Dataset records
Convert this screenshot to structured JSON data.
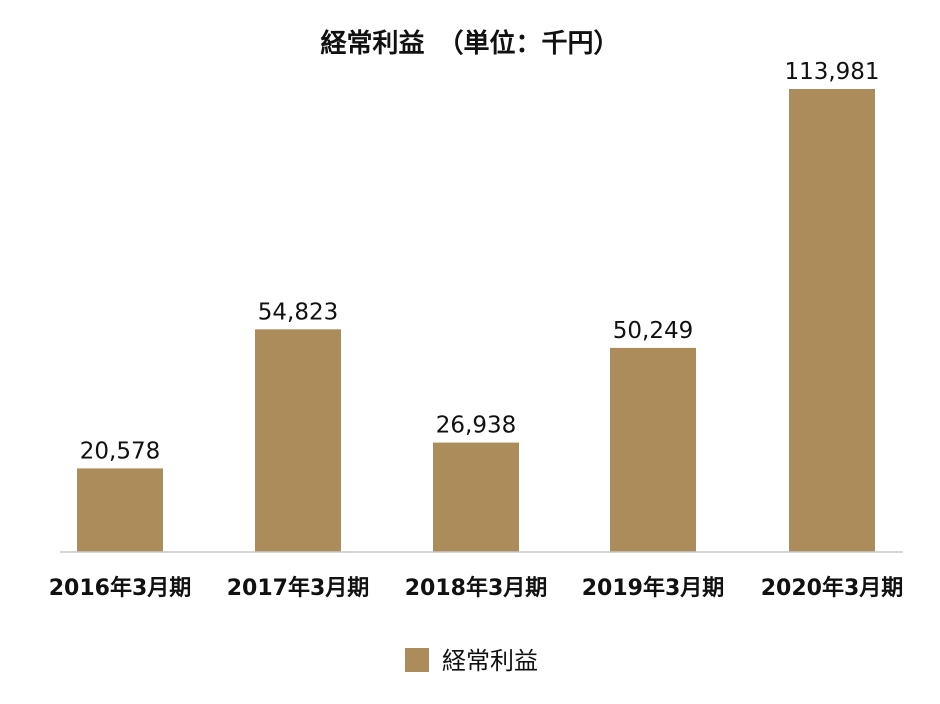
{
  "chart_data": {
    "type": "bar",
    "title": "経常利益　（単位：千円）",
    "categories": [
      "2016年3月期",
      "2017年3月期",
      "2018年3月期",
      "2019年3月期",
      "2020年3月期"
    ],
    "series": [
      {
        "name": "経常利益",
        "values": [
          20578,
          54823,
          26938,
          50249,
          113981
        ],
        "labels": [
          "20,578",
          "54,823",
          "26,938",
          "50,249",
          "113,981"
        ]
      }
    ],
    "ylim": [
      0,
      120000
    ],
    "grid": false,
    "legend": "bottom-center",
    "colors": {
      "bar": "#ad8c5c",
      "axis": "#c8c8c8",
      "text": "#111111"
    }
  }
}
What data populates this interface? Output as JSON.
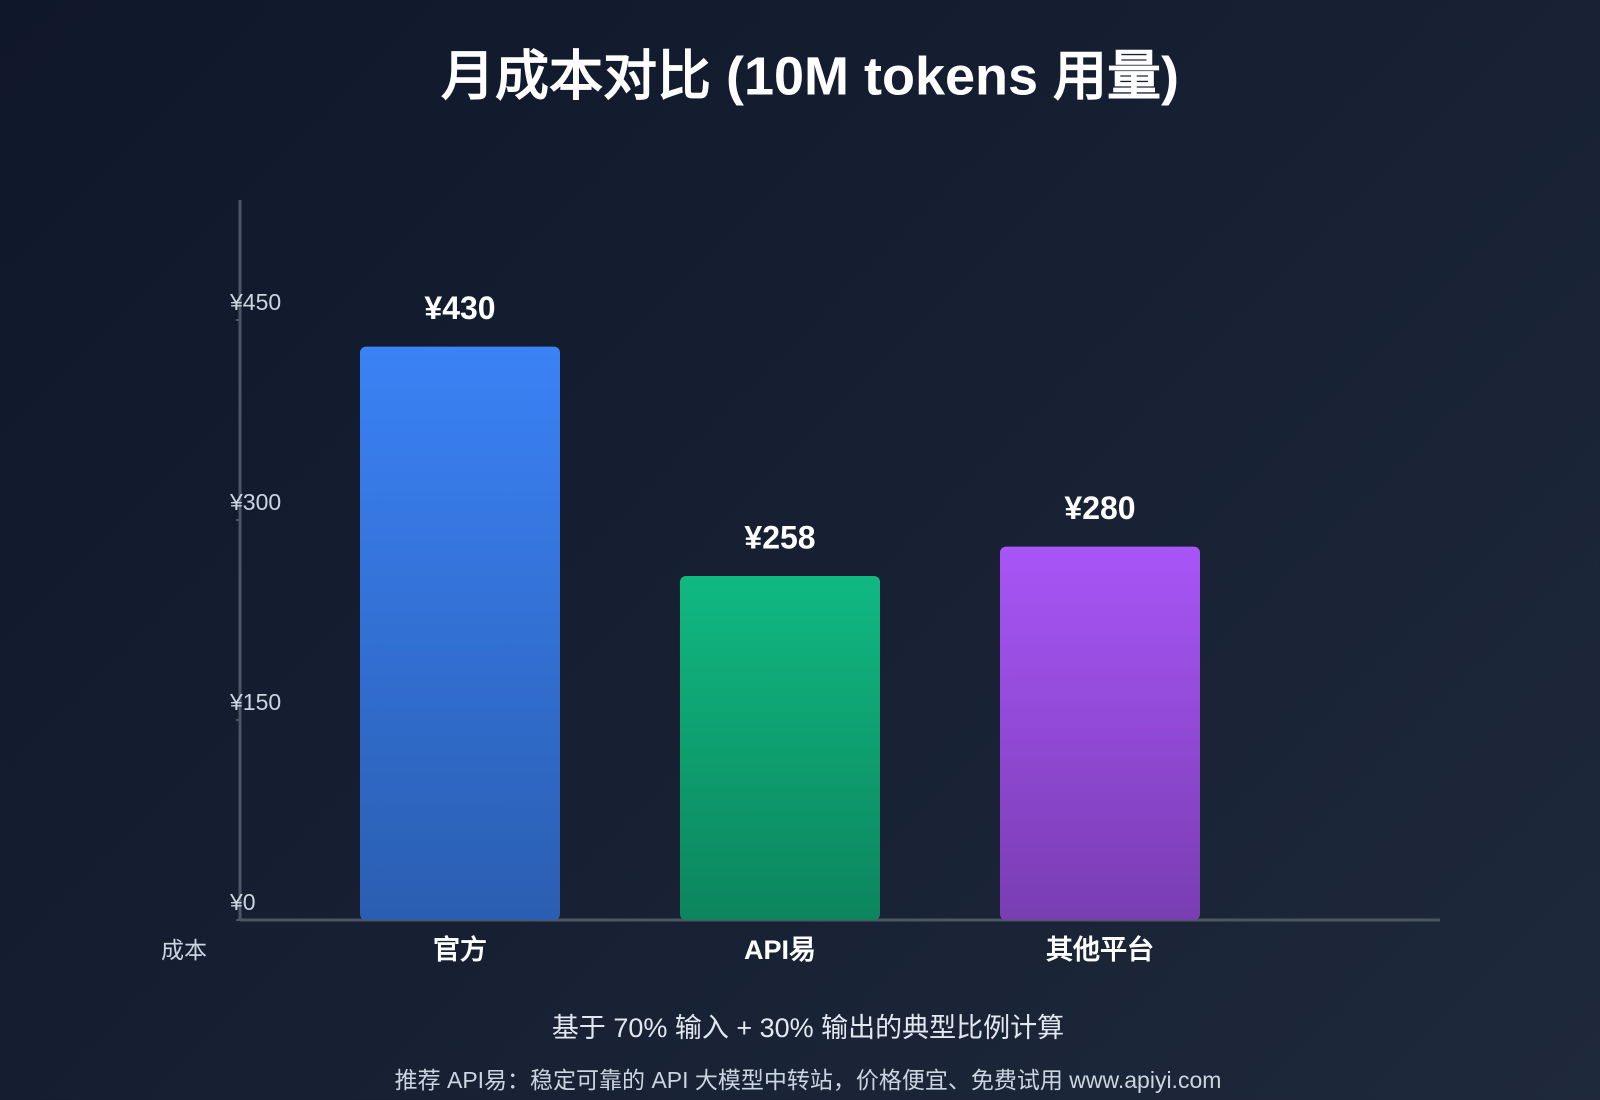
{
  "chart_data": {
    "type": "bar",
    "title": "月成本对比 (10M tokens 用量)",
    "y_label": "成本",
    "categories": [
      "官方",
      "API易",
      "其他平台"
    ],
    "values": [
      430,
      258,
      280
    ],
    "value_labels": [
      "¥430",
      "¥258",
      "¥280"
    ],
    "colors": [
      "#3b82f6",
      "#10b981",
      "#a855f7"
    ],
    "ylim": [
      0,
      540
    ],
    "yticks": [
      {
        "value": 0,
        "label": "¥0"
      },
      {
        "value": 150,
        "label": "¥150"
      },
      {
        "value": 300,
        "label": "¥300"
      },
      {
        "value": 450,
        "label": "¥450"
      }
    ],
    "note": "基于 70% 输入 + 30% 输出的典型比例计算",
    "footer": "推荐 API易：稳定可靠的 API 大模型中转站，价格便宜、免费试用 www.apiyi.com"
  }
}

WHAT IS ASKED: Find the lines containing "JSON" and list every one of them.

SOLUTION FOR THIS EXERCISE:
Convert this screenshot to structured JSON data.
What data populates this interface? Output as JSON.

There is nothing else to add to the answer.